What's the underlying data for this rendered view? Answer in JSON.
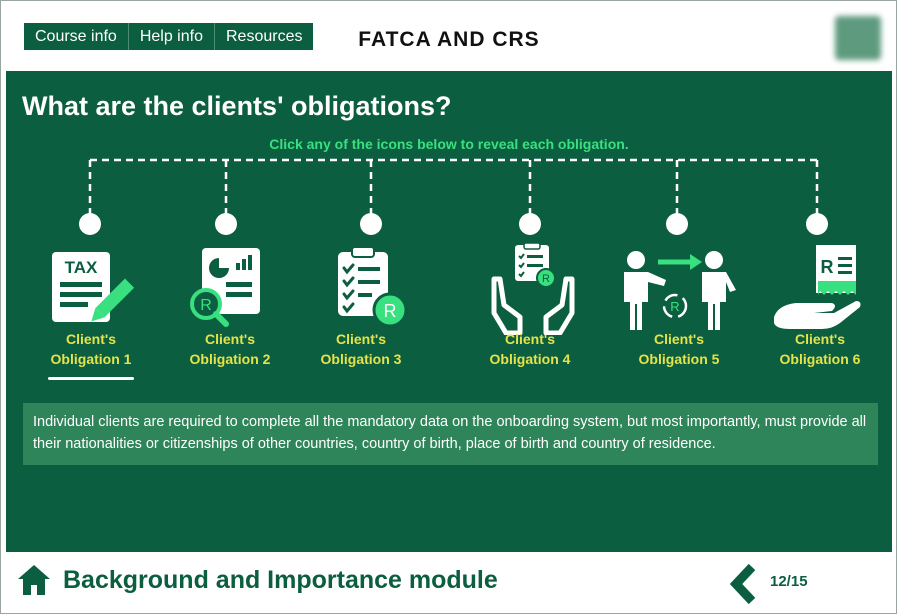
{
  "header": {
    "nav": [
      "Course info",
      "Help info",
      "Resources"
    ],
    "title": "FATCA AND CRS"
  },
  "main": {
    "heading": "What are the clients' obligations?",
    "instruction": "Click any of the icons below to reveal each obligation.",
    "obligations": [
      {
        "line1": "Client's",
        "line2": "Obligation 1",
        "icon": "tax-form-pencil-icon",
        "selected": true
      },
      {
        "line1": "Client's",
        "line2": "Obligation 2",
        "icon": "document-chart-magnifier-icon",
        "selected": false
      },
      {
        "line1": "Client's",
        "line2": "Obligation 3",
        "icon": "checklist-clipboard-icon",
        "selected": false
      },
      {
        "line1": "Client's",
        "line2": "Obligation 4",
        "icon": "hands-holding-clipboard-icon",
        "selected": false
      },
      {
        "line1": "Client's",
        "line2": "Obligation 5",
        "icon": "people-exchange-icon",
        "selected": false
      },
      {
        "line1": "Client's",
        "line2": "Obligation 6",
        "icon": "hand-receipt-icon",
        "selected": false
      }
    ],
    "description": "Individual clients are required to complete all the mandatory data on the onboarding system, but most importantly, must provide all their nationalities or citizenships of other countries, country of birth, place of birth and country of residence."
  },
  "footer": {
    "module_title": "Background and Importance module",
    "page": "12/15"
  },
  "colors": {
    "brand_green": "#0b5e3f",
    "accent_green": "#39e07f",
    "label_yellow": "#e6e34a",
    "description_bg": "#2e8559"
  }
}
+--
What to produce
Reproduce every line above as written, skipping pictures.

Output of the task
What's the underlying data for this rendered view? Answer in JSON.
{
  "header": {
    "nav": [
      "Course info",
      "Help info",
      "Resources"
    ],
    "title": "FATCA AND CRS"
  },
  "main": {
    "heading": "What are the clients' obligations?",
    "instruction": "Click any of the icons below to reveal each obligation.",
    "obligations": [
      {
        "line1": "Client's",
        "line2": "Obligation 1",
        "icon": "tax-form-pencil-icon",
        "selected": true
      },
      {
        "line1": "Client's",
        "line2": "Obligation 2",
        "icon": "document-chart-magnifier-icon",
        "selected": false
      },
      {
        "line1": "Client's",
        "line2": "Obligation 3",
        "icon": "checklist-clipboard-icon",
        "selected": false
      },
      {
        "line1": "Client's",
        "line2": "Obligation 4",
        "icon": "hands-holding-clipboard-icon",
        "selected": false
      },
      {
        "line1": "Client's",
        "line2": "Obligation 5",
        "icon": "people-exchange-icon",
        "selected": false
      },
      {
        "line1": "Client's",
        "line2": "Obligation 6",
        "icon": "hand-receipt-icon",
        "selected": false
      }
    ],
    "description": "Individual clients are required to complete all the mandatory data on the onboarding system, but most importantly, must provide all their nationalities or citizenships of other countries, country of birth, place of birth and country of residence."
  },
  "footer": {
    "module_title": "Background and Importance module",
    "page": "12/15"
  },
  "colors": {
    "brand_green": "#0b5e3f",
    "accent_green": "#39e07f",
    "label_yellow": "#e6e34a",
    "description_bg": "#2e8559"
  }
}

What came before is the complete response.